> What the exercise asks
Each line holding the word "ветлугай" counts once; give the total and nothing more.

-*-

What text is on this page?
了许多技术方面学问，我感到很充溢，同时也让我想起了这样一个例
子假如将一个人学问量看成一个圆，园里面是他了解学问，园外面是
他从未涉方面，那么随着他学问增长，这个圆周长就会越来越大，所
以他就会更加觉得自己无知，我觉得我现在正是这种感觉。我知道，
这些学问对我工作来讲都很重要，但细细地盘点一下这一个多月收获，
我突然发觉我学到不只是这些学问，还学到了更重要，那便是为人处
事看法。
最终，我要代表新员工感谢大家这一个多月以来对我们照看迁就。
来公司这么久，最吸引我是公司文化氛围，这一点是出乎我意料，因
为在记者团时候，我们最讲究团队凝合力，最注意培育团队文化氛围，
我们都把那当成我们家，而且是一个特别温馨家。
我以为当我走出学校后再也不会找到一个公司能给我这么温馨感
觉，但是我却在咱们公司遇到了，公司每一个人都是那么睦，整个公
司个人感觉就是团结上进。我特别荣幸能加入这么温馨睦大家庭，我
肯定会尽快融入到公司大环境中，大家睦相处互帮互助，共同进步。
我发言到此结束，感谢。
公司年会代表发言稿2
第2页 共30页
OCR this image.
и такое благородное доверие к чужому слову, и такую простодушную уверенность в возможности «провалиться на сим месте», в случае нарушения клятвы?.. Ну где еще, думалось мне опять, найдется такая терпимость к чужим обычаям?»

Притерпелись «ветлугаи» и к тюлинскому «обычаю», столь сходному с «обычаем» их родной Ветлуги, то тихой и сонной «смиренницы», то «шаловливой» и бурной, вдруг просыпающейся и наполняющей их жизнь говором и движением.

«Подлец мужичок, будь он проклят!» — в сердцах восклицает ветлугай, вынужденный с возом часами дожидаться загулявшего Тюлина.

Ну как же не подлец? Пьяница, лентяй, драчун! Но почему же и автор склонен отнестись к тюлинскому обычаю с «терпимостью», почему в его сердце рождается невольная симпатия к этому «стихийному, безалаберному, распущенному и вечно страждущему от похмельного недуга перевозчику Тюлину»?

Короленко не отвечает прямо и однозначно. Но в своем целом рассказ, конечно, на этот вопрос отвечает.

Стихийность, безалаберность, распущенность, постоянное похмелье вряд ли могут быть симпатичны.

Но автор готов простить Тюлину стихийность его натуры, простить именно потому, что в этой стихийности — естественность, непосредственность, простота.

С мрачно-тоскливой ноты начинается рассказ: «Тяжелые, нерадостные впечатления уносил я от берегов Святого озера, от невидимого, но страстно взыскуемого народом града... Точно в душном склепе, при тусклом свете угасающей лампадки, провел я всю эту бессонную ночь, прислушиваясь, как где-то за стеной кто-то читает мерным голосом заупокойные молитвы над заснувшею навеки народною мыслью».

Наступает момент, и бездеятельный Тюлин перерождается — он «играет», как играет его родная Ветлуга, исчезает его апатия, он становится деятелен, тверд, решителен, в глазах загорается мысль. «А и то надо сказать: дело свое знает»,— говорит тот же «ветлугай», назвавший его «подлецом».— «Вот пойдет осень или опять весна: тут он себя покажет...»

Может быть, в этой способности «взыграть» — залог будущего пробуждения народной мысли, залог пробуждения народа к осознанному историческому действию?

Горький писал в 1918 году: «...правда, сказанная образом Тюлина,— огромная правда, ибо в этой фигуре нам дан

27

-*-

> Reply
2